WHAT IS REQUIRED =>
Report each line of the data that includes the word "Orders".

Collection entries:

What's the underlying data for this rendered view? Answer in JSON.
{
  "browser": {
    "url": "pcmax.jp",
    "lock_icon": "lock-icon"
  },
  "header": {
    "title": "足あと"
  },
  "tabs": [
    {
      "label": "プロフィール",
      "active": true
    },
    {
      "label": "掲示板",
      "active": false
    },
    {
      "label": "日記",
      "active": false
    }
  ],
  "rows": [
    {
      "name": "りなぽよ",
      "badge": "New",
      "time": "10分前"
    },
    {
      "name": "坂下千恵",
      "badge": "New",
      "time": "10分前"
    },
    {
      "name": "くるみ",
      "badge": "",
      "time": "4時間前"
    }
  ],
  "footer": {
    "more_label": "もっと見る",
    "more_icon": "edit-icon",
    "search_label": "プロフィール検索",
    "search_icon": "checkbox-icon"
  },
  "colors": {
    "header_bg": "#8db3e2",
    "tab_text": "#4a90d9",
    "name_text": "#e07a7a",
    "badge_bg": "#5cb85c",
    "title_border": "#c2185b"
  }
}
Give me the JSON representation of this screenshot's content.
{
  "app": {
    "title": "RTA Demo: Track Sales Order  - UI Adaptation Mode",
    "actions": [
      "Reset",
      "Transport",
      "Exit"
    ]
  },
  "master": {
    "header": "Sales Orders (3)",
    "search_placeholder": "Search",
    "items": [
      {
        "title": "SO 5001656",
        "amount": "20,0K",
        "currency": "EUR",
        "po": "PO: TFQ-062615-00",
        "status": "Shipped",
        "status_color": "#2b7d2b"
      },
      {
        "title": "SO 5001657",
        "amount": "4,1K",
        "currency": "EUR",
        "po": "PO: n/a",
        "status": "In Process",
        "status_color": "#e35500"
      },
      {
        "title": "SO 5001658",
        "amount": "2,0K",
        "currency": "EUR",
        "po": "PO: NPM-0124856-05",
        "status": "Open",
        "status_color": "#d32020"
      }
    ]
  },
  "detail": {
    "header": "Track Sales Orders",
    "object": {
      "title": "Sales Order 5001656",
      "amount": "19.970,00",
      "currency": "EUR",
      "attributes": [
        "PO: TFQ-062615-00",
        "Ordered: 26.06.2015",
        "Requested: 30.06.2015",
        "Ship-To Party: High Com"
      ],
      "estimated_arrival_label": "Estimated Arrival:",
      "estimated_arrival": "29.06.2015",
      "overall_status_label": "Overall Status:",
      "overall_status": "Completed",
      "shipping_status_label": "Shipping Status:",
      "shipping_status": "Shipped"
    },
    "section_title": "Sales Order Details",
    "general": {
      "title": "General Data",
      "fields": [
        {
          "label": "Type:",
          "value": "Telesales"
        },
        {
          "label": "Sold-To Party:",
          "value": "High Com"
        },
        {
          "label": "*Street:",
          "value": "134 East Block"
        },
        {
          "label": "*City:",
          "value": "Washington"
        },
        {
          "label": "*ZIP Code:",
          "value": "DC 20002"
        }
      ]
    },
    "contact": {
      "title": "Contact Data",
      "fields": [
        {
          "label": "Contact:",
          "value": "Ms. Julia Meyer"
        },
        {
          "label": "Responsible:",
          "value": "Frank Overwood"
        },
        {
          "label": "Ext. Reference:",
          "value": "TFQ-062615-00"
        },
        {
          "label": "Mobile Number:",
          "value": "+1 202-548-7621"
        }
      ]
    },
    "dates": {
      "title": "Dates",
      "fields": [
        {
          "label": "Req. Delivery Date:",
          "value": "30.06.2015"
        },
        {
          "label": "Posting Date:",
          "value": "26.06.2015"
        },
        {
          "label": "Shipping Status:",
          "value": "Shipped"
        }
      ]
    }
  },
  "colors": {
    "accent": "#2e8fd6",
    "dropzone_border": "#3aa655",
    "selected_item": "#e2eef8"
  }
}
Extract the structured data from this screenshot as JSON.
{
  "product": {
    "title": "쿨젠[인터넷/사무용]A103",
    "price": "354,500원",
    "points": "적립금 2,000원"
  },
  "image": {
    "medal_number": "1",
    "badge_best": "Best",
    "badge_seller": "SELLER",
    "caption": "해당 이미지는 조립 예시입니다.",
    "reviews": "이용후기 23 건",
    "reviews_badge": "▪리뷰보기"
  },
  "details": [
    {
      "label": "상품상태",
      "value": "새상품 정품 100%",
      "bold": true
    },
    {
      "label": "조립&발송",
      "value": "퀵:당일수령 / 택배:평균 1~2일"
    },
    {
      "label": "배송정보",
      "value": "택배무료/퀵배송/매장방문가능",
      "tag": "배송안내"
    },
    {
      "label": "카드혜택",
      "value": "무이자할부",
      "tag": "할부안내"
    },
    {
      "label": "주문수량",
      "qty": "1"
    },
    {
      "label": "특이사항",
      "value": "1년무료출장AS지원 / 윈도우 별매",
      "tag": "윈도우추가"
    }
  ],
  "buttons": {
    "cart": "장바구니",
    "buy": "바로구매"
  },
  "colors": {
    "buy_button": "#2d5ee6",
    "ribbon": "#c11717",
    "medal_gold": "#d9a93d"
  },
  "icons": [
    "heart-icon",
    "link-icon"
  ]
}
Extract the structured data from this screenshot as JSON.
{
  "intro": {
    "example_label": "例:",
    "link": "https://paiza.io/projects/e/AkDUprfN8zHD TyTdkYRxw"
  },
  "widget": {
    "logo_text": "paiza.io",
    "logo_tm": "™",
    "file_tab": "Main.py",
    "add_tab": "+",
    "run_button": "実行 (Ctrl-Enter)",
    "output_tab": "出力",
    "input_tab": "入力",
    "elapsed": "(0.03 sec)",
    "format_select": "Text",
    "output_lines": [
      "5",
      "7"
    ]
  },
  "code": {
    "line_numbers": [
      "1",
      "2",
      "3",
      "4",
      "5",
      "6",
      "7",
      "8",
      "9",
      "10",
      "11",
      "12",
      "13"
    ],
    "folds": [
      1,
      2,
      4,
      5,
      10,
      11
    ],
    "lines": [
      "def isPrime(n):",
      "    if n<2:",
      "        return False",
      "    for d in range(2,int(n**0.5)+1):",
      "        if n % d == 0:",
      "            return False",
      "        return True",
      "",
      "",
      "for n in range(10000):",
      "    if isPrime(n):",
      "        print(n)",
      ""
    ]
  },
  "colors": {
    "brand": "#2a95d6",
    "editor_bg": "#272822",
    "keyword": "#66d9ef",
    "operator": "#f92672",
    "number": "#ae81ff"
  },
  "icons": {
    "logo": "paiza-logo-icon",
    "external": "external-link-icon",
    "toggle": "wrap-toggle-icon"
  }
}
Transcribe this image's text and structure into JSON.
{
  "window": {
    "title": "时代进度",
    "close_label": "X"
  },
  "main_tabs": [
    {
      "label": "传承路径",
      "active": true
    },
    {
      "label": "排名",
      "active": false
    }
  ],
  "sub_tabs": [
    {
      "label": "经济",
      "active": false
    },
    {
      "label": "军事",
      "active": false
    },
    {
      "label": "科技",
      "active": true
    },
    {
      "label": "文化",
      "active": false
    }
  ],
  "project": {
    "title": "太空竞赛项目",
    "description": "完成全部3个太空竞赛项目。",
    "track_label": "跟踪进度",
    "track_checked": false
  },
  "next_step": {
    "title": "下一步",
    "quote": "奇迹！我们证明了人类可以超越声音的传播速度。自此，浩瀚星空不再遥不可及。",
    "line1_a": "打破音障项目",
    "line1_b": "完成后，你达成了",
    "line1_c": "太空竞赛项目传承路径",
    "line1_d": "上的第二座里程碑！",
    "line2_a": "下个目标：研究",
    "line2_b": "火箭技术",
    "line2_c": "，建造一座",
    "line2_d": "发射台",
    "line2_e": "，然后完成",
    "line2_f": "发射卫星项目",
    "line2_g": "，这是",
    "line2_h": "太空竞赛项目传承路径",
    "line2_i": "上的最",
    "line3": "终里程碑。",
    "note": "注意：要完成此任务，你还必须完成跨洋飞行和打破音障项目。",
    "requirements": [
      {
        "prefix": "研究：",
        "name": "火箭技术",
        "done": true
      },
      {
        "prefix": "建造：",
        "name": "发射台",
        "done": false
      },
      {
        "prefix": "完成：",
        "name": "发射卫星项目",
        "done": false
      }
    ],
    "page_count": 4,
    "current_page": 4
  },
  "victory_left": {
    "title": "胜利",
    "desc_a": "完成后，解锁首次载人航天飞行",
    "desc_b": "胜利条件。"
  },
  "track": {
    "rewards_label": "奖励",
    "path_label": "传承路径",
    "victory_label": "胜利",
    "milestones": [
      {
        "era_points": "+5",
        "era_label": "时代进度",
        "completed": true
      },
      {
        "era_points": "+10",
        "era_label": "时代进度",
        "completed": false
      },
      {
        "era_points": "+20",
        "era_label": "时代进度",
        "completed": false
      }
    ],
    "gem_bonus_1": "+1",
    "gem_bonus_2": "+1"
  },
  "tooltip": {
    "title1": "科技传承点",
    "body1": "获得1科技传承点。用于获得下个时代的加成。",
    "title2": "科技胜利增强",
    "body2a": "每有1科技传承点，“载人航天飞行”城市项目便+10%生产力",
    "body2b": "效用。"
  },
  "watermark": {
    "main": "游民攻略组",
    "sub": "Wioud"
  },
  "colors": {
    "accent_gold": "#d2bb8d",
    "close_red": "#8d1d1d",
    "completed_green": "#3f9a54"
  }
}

FULL RESPONSE =>
    "header": "Sales Orders (3)",
    "header": "Track Sales Orders",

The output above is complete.